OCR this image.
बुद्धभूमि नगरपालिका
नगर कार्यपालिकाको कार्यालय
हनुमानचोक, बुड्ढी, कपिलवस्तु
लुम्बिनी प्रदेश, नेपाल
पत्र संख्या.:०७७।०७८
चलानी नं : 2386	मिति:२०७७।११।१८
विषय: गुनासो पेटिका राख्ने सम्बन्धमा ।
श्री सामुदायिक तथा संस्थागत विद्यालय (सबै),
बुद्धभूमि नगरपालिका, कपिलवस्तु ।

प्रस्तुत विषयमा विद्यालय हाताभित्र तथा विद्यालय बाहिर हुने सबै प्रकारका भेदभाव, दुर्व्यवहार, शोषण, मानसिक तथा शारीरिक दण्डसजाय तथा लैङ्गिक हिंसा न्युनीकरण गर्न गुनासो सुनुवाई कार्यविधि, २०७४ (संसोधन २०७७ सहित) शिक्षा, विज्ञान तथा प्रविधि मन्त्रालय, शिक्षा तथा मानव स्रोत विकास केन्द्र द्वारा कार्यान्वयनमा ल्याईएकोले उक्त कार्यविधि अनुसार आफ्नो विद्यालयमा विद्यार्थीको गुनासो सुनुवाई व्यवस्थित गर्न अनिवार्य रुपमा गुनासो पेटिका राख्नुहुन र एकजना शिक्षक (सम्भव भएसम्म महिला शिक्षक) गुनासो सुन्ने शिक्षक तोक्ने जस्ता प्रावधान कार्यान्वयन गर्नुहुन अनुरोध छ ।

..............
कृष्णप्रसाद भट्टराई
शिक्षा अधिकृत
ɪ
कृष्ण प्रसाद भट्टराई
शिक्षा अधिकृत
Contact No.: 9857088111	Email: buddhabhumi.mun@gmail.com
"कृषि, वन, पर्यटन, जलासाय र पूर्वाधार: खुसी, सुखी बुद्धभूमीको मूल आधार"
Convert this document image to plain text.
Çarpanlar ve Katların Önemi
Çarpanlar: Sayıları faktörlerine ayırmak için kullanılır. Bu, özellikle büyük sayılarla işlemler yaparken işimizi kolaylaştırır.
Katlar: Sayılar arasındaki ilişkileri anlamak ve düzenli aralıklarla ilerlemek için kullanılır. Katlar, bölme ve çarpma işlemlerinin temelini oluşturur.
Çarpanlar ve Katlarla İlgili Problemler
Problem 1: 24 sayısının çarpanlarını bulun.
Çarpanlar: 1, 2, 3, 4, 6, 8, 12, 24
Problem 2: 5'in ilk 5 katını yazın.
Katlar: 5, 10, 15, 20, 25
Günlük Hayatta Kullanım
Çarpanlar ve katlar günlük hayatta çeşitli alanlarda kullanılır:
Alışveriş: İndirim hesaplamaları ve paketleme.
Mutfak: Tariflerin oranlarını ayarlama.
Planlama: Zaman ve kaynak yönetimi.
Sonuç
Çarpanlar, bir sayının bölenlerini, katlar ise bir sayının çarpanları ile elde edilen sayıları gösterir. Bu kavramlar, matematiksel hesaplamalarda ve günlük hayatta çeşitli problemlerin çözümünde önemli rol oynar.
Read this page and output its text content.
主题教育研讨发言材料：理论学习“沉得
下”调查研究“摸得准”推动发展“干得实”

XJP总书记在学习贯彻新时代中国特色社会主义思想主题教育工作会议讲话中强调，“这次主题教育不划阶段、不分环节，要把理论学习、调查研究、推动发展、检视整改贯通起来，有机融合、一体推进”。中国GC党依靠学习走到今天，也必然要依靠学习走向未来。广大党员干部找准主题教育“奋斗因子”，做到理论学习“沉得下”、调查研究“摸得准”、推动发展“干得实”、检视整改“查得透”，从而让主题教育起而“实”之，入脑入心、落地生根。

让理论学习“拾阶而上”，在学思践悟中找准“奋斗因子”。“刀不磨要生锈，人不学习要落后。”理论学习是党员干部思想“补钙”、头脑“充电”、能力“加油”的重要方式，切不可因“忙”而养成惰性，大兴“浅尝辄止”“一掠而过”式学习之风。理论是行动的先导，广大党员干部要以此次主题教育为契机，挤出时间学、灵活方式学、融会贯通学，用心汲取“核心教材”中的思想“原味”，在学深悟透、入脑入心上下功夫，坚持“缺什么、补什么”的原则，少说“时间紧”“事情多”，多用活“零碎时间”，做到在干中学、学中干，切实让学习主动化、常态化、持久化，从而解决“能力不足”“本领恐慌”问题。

+ + + + + + +

### Exercise
Write out every line of the data that holds the word "调查研究".

### Exercise answer
下”调查研究“摸得准”推动发展“干得实”
XJP总书记在学习贯彻新时代中国特色社会主义思想主题教育工作会议讲话中强调，“这次主题教育不划阶段、不分环节，要把理论学习、调查研究、推动发展、检视整改贯通起来，有机融合、一体推进”。中国GC党依靠学习走到今天，也必然要依靠学习走向未来。广大党员干部找准主题教育“奋斗因子”，做到理论学习“沉得下”、调查研究“摸得准”、推动发展“干得实”、检视整改“查得透”，从而让主题教育起而“实”之，入脑入心、落地生根。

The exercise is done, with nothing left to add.